__Short problem__.
Copy all the material that follows, keeping every character the same.

__Given data__.
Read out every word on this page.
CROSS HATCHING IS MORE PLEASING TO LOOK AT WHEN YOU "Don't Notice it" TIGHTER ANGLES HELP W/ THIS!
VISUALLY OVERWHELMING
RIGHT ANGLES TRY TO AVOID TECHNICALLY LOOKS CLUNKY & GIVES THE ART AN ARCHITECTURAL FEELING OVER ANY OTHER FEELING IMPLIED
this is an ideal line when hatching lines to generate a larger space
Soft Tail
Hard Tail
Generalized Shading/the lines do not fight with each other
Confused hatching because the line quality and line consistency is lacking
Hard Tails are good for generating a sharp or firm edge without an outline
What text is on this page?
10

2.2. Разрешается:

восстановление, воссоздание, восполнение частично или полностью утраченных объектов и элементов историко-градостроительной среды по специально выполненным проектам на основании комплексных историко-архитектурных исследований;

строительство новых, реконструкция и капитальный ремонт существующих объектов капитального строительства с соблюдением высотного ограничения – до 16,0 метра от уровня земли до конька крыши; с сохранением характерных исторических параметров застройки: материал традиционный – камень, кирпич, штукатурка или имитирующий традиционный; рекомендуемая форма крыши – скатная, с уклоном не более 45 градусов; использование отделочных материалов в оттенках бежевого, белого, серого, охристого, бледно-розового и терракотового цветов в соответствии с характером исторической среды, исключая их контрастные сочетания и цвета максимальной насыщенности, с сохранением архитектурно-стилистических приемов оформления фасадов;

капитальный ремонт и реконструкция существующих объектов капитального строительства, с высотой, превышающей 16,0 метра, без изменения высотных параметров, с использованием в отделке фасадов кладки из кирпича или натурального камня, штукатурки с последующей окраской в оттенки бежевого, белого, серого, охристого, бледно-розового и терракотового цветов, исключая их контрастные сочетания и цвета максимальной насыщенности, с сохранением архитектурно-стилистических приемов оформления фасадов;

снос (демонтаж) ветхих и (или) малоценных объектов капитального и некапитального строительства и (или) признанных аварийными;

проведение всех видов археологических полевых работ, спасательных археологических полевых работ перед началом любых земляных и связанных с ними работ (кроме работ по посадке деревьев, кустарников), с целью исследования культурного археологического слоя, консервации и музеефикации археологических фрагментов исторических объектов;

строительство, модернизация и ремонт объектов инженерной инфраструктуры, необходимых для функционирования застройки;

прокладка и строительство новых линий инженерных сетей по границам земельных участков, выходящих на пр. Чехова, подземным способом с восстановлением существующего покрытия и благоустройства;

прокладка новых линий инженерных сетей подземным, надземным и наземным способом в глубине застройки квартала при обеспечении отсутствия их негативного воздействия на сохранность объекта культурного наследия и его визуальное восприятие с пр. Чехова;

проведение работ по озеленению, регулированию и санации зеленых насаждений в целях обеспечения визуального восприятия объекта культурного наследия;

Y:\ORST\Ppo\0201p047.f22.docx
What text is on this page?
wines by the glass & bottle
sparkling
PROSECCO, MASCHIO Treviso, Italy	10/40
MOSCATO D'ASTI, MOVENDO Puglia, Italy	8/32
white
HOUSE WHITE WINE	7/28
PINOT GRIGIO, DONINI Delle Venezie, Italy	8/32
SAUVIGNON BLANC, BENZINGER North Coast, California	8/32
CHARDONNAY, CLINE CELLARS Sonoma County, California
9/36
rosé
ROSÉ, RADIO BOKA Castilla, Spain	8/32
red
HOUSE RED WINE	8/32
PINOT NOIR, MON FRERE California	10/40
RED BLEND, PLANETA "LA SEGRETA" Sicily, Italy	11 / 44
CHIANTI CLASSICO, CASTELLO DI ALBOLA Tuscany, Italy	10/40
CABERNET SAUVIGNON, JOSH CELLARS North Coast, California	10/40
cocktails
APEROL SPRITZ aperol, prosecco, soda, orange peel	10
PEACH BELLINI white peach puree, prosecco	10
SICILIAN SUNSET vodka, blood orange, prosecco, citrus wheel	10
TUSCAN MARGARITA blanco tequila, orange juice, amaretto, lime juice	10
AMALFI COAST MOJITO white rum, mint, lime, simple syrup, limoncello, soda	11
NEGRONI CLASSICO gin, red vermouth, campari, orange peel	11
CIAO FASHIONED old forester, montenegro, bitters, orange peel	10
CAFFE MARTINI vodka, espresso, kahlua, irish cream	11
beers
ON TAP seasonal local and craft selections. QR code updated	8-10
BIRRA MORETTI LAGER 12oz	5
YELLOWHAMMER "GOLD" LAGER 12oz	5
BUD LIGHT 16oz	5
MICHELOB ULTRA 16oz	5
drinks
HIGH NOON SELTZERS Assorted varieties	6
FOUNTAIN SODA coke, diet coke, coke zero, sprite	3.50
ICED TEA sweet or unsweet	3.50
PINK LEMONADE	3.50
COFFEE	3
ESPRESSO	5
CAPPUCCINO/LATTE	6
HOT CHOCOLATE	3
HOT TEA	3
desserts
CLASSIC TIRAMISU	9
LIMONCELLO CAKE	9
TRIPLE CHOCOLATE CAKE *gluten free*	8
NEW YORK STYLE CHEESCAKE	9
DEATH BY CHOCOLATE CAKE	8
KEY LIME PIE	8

__Answer__.
Read out every word on this page.
CROSS HATCHING IS MORE PLEASING TO LOOK AT WHEN YOU "Don't Notice it" TIGHTER ANGLES HELP W/ THIS!
VISUALLY OVERWHELMING
RIGHT ANGLES TRY TO AVOID TECHNICALLY LOOKS CLUNKY & GIVES THE ART AN ARCHITECTURAL FEELING OVER ANY OTHER FEELING IMPLIED
this is an ideal line when hatching lines to generate a larger space
Soft Tail
Hard Tail
Generalized Shading/the lines do not fight with each other
Confused hatching because the line quality and line consistency is lacking
Hard Tails are good for generating a sharp or firm edge without an outline
What text is on this page?
10

2.2. Разрешается:

восстановление, воссоздание, восполнение частично или полностью утраченных объектов и элементов историко-градостроительной среды по специально выполненным проектам на основании комплексных историко-архитектурных исследований;

строительство новых, реконструкция и капитальный ремонт существующих объектов капитального строительства с соблюдением высотного ограничения – до 16,0 метра от уровня земли до конька крыши; с сохранением характерных исторических параметров застройки: материал традиционный – камень, кирпич, штукатурка или имитирующий традиционный; рекомендуемая форма крыши – скатная, с уклоном не более 45 градусов; использование отделочных материалов в оттенках бежевого, белого, серого, охристого, бледно-розового и терракотового цветов в соответствии с характером исторической среды, исключая их контрастные сочетания и цвета максимальной насыщенности, с сохранением архитектурно-стилистических приемов оформления фасадов;

капитальный ремонт и реконструкция существующих объектов капитального строительства, с высотой, превышающей 16,0 метра, без изменения высотных параметров, с использованием в отделке фасадов кладки из кирпича или натурального камня, штукатурки с последующей окраской в оттенки бежевого, белого, серого, охристого, бледно-розового и терракотового цветов, исключая их контрастные сочетания и цвета максимальной насыщенности, с сохранением архитектурно-стилистических приемов оформления фасадов;

снос (демонтаж) ветхих и (или) малоценных объектов капитального и некапитального строительства и (или) признанных аварийными;

проведение всех видов археологических полевых работ, спасательных археологических полевых работ перед началом любых земляных и связанных с ними работ (кроме работ по посадке деревьев, кустарников), с целью исследования культурного археологического слоя, консервации и музеефикации археологических фрагментов исторических объектов;

строительство, модернизация и ремонт объектов инженерной инфраструктуры, необходимых для функционирования застройки;

прокладка и строительство новых линий инженерных сетей по границам земельных участков, выходящих на пр. Чехова, подземным способом с восстановлением существующего покрытия и благоустройства;

прокладка новых линий инженерных сетей подземным, надземным и наземным способом в глубине застройки квартала при обеспечении отсутствия их негативного воздействия на сохранность объекта культурного наследия и его визуальное восприятие с пр. Чехова;

проведение работ по озеленению, регулированию и санации зеленых насаждений в целях обеспечения визуального восприятия объекта культурного наследия;

Y:\ORST\Ppo\0201p047.f22.docx
What text is on this page?
wines by the glass & bottle
sparkling
PROSECCO, MASCHIO Treviso, Italy	10/40
MOSCATO D'ASTI, MOVENDO Puglia, Italy	8/32
white
HOUSE WHITE WINE	7/28
PINOT GRIGIO, DONINI Delle Venezie, Italy	8/32
SAUVIGNON BLANC, BENZINGER North Coast, California	8/32
CHARDONNAY, CLINE CELLARS Sonoma County, California
9/36
rosé
ROSÉ, RADIO BOKA Castilla, Spain	8/32
red
HOUSE RED WINE	8/32
PINOT NOIR, MON FRERE California	10/40
RED BLEND, PLANETA "LA SEGRETA" Sicily, Italy	11 / 44
CHIANTI CLASSICO, CASTELLO DI ALBOLA Tuscany, Italy	10/40
CABERNET SAUVIGNON, JOSH CELLARS North Coast, California	10/40
cocktails
APEROL SPRITZ aperol, prosecco, soda, orange peel	10
PEACH BELLINI white peach puree, prosecco	10
SICILIAN SUNSET vodka, blood orange, prosecco, citrus wheel	10
TUSCAN MARGARITA blanco tequila, orange juice, amaretto, lime juice	10
AMALFI COAST MOJITO white rum, mint, lime, simple syrup, limoncello, soda	11
NEGRONI CLASSICO gin, red vermouth, campari, orange peel	11
CIAO FASHIONED old forester, montenegro, bitters, orange peel	10
CAFFE MARTINI vodka, espresso, kahlua, irish cream	11
beers
ON TAP seasonal local and craft selections. QR code updated	8-10
BIRRA MORETTI LAGER 12oz	5
YELLOWHAMMER "GOLD" LAGER 12oz	5
BUD LIGHT 16oz	5
MICHELOB ULTRA 16oz	5
drinks
HIGH NOON SELTZERS Assorted varieties	6
FOUNTAIN SODA coke, diet coke, coke zero, sprite	3.50
ICED TEA sweet or unsweet	3.50
PINK LEMONADE	3.50
COFFEE	3
ESPRESSO	5
CAPPUCCINO/LATTE	6
HOT CHOCOLATE	3
HOT TEA	3
desserts
CLASSIC TIRAMISU	9
LIMONCELLO CAKE	9
TRIPLE CHOCOLATE CAKE *gluten free*	8
NEW YORK STYLE CHEESCAKE	9
DEATH BY CHOCOLATE CAKE	8
KEY LIME PIE	8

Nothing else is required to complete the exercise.